[START Data shown]

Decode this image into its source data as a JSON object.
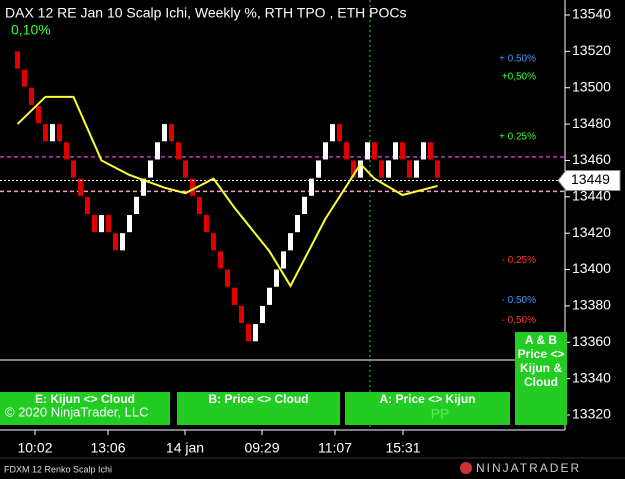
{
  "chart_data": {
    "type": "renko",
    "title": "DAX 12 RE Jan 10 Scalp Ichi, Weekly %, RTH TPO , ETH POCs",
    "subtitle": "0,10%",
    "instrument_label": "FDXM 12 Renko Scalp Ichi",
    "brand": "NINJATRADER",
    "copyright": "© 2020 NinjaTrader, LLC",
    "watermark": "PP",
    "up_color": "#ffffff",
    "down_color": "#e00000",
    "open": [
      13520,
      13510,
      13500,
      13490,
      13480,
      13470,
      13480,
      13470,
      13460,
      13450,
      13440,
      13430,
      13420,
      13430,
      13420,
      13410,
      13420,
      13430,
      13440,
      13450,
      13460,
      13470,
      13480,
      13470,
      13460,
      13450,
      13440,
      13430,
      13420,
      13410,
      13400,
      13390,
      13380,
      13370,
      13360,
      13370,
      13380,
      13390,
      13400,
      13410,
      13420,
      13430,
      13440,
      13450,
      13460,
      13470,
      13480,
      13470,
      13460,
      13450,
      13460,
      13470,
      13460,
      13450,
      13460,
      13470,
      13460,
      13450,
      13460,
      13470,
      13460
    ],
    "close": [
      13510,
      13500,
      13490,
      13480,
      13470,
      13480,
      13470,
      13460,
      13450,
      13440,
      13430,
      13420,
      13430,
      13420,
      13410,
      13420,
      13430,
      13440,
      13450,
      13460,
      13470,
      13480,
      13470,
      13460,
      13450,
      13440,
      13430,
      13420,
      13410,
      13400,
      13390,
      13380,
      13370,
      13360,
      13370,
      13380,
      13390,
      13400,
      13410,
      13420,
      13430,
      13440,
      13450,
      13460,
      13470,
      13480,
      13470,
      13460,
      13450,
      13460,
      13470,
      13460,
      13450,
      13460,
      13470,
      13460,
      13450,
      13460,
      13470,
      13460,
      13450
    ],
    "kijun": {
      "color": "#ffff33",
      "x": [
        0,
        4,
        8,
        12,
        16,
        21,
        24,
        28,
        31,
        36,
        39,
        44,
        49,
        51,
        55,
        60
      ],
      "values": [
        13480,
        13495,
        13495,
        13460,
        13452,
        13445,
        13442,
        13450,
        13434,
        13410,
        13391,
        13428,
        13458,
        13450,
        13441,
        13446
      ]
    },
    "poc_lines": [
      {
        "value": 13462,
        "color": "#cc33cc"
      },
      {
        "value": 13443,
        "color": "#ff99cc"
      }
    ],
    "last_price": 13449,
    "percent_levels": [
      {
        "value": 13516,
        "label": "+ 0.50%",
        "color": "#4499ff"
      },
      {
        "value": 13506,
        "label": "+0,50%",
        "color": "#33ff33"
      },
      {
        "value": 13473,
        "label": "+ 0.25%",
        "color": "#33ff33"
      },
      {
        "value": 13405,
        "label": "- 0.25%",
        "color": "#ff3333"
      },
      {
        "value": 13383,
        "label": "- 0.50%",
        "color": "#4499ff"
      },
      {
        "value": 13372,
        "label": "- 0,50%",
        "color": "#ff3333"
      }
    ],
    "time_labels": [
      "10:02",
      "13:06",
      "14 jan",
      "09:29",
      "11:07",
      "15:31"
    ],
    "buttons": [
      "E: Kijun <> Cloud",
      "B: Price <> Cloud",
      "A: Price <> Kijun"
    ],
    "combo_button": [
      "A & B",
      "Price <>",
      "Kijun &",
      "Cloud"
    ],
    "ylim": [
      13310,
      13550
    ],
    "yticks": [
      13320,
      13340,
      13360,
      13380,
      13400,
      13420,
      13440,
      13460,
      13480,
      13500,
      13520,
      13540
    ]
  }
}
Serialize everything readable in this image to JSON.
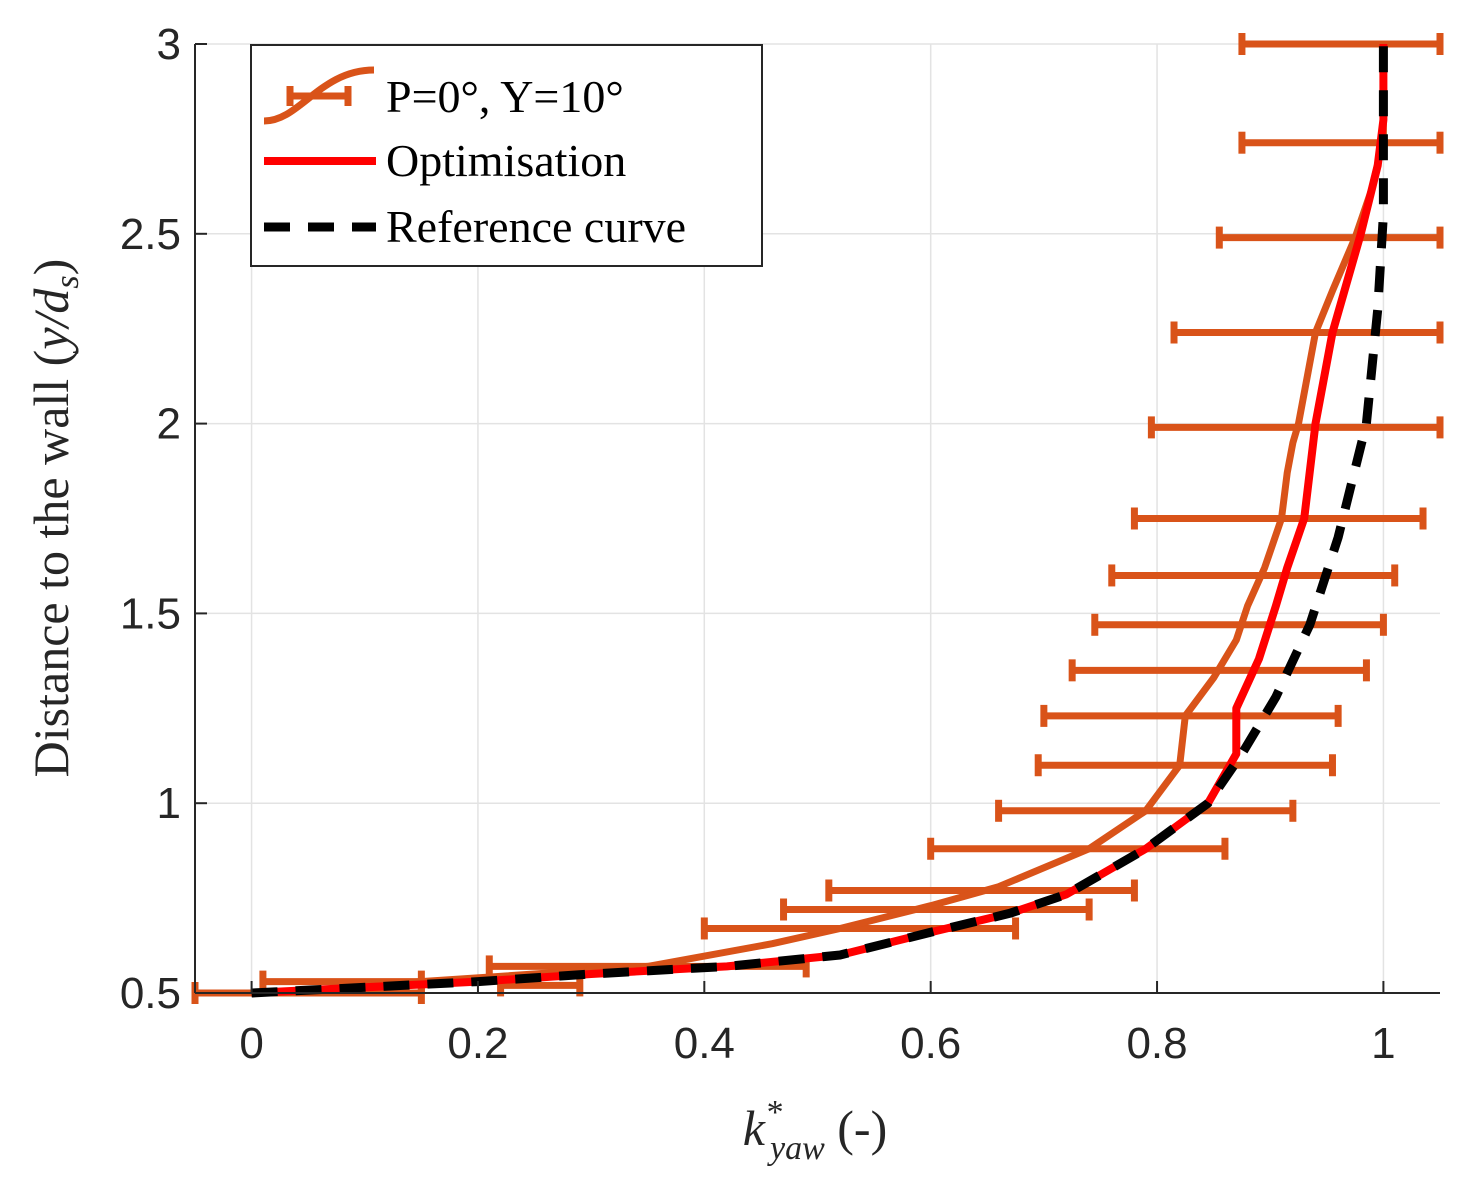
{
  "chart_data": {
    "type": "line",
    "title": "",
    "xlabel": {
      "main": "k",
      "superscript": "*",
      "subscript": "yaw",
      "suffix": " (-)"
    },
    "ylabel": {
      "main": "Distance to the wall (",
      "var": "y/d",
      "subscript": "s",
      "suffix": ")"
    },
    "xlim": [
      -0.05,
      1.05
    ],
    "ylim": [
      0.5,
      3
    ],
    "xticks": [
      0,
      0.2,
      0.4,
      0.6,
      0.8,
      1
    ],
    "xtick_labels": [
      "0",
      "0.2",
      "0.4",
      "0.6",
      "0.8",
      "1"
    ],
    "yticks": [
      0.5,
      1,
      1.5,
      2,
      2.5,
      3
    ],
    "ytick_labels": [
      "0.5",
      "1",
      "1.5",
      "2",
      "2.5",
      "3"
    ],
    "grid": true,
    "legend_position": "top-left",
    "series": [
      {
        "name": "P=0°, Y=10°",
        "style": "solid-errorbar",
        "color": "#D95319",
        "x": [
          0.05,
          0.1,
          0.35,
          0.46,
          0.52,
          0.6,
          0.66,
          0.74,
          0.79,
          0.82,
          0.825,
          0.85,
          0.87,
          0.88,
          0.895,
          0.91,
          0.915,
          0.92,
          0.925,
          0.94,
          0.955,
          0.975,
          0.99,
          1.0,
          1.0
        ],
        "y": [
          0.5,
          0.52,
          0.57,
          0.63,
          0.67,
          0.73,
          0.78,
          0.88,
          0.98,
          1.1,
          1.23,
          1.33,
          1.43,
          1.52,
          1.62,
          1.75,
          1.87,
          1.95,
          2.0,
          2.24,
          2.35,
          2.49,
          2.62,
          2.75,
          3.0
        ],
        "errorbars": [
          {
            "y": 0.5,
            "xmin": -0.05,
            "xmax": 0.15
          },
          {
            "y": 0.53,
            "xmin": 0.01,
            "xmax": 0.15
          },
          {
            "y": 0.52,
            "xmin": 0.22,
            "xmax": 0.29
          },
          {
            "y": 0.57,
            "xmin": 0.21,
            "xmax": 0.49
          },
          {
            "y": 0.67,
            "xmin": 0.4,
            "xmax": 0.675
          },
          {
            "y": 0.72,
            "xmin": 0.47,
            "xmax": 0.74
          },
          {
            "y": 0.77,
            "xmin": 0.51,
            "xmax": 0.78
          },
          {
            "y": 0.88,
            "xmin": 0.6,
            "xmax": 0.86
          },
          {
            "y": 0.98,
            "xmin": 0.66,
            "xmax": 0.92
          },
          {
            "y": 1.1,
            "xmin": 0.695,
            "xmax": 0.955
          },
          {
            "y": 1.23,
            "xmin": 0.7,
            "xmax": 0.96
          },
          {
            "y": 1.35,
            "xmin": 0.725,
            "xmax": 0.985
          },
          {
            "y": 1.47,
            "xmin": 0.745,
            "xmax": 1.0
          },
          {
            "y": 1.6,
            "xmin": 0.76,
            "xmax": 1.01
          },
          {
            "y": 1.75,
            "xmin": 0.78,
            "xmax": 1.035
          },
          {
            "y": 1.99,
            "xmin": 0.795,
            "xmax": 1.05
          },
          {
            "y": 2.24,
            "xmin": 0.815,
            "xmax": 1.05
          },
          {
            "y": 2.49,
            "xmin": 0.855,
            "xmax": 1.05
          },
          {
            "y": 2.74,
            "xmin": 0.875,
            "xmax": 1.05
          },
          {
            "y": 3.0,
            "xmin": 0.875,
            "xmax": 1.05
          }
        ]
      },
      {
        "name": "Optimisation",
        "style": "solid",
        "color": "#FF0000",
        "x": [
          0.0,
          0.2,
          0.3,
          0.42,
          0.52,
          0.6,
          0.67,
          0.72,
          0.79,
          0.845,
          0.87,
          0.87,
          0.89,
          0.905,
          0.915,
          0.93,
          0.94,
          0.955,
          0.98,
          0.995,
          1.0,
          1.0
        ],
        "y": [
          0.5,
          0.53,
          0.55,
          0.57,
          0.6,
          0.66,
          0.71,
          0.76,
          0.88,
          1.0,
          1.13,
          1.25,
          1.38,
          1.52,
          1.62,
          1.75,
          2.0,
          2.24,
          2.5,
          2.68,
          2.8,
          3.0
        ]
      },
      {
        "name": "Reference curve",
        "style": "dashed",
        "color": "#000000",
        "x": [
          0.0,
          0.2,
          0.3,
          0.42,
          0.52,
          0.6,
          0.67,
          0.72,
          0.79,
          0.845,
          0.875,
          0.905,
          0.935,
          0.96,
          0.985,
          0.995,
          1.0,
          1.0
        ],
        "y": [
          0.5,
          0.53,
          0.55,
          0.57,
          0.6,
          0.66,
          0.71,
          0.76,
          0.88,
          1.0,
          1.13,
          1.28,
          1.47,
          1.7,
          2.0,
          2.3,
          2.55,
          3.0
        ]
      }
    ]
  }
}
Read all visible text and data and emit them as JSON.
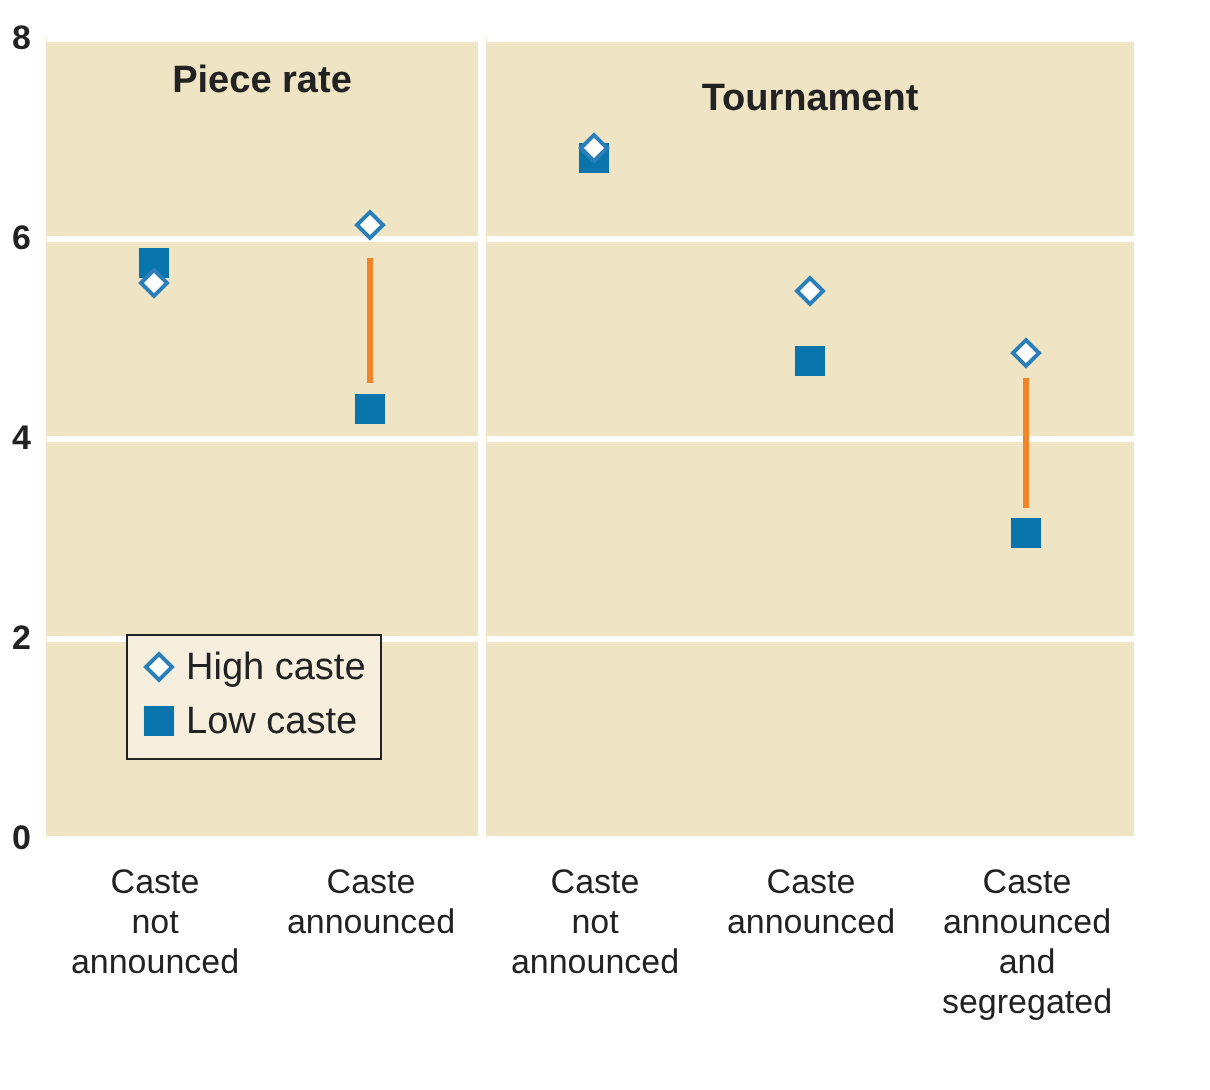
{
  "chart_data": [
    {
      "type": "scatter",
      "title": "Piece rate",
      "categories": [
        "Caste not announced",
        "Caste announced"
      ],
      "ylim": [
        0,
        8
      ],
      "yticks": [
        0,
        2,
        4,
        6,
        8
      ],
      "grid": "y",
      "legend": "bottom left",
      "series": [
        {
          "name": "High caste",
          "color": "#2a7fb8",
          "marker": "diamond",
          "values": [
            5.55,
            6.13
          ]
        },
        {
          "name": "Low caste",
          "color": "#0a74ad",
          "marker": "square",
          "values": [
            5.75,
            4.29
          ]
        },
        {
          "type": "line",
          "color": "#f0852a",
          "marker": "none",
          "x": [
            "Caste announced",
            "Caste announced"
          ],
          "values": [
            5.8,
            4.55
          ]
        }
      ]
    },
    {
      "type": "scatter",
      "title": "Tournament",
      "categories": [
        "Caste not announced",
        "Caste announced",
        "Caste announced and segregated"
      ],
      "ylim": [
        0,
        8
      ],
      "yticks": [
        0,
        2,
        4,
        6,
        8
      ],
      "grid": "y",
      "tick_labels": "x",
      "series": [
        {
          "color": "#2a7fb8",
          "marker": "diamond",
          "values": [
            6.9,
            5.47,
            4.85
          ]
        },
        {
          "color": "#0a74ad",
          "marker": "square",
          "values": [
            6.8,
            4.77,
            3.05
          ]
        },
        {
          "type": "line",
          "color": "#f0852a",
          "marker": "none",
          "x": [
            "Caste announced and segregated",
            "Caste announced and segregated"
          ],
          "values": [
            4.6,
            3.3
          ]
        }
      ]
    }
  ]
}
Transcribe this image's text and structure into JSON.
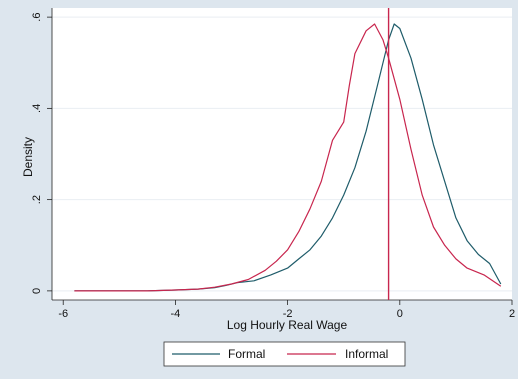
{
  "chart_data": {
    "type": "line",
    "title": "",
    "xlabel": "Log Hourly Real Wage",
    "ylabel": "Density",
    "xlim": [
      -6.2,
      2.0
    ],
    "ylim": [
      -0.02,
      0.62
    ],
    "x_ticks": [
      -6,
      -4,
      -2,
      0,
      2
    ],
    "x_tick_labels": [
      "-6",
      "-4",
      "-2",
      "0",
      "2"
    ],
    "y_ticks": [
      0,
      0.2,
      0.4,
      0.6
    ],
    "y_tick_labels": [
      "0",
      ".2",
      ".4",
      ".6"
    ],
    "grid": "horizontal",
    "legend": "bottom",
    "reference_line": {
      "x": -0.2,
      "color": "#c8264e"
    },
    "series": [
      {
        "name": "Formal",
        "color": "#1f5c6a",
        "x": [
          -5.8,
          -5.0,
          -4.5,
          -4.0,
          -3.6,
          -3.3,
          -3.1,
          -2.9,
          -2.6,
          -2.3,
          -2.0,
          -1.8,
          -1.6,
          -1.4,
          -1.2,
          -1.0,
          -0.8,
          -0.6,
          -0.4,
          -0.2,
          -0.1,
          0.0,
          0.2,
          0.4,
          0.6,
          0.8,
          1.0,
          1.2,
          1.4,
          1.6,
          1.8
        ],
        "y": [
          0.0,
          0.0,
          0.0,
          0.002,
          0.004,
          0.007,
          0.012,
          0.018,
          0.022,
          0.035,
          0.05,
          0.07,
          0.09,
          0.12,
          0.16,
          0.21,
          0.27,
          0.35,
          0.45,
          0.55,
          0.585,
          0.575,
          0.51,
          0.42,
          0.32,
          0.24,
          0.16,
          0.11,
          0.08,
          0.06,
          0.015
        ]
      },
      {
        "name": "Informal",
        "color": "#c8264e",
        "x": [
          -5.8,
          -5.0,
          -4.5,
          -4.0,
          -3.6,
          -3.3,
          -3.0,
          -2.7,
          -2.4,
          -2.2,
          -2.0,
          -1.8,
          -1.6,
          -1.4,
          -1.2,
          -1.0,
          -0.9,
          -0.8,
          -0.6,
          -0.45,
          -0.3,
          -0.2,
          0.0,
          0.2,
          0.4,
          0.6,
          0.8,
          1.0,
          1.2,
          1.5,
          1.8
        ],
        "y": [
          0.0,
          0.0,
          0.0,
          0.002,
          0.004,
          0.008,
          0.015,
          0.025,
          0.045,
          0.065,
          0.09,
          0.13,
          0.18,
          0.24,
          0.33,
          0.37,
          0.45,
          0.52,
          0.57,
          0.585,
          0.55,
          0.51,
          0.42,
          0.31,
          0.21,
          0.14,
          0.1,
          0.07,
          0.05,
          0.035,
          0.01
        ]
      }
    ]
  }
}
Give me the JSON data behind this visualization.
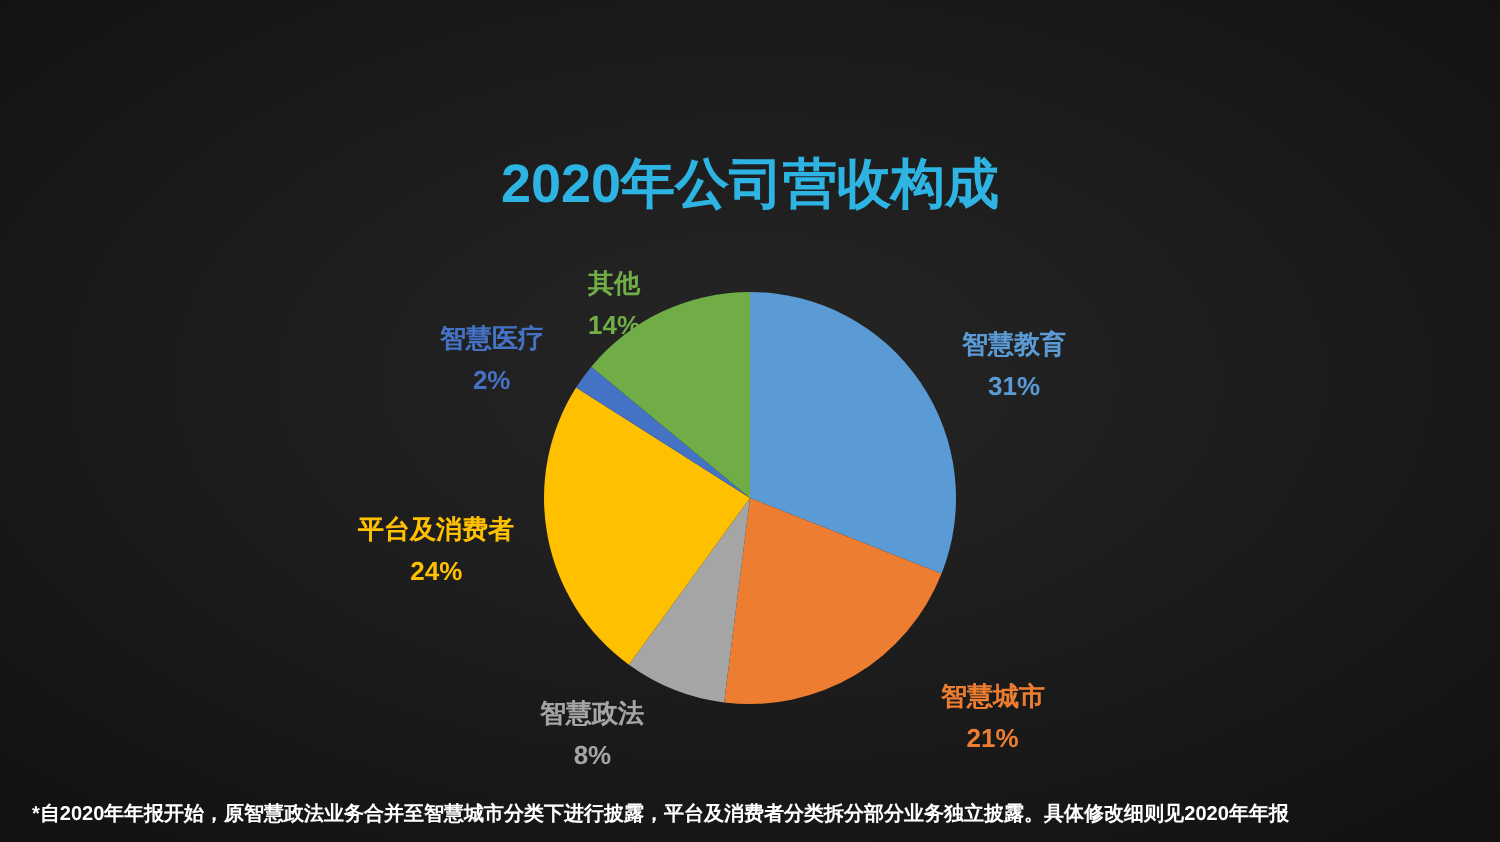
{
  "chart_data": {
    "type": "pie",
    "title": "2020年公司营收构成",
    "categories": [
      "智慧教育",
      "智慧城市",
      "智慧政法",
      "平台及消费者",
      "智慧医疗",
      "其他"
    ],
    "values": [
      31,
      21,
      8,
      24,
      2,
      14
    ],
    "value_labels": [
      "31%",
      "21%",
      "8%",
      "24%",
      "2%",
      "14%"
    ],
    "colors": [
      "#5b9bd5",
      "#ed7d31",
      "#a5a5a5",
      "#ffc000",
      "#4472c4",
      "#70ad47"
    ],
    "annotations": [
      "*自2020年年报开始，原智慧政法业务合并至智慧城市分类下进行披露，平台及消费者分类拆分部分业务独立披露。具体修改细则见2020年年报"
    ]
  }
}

[END Data shown]

▶ [Job]: Read the lines above. Gather those in which the string "into" is found.

▶ [Task response]:
Decode this image into its source data as a JSON object.
Transcribe this image's text and structure into JSON.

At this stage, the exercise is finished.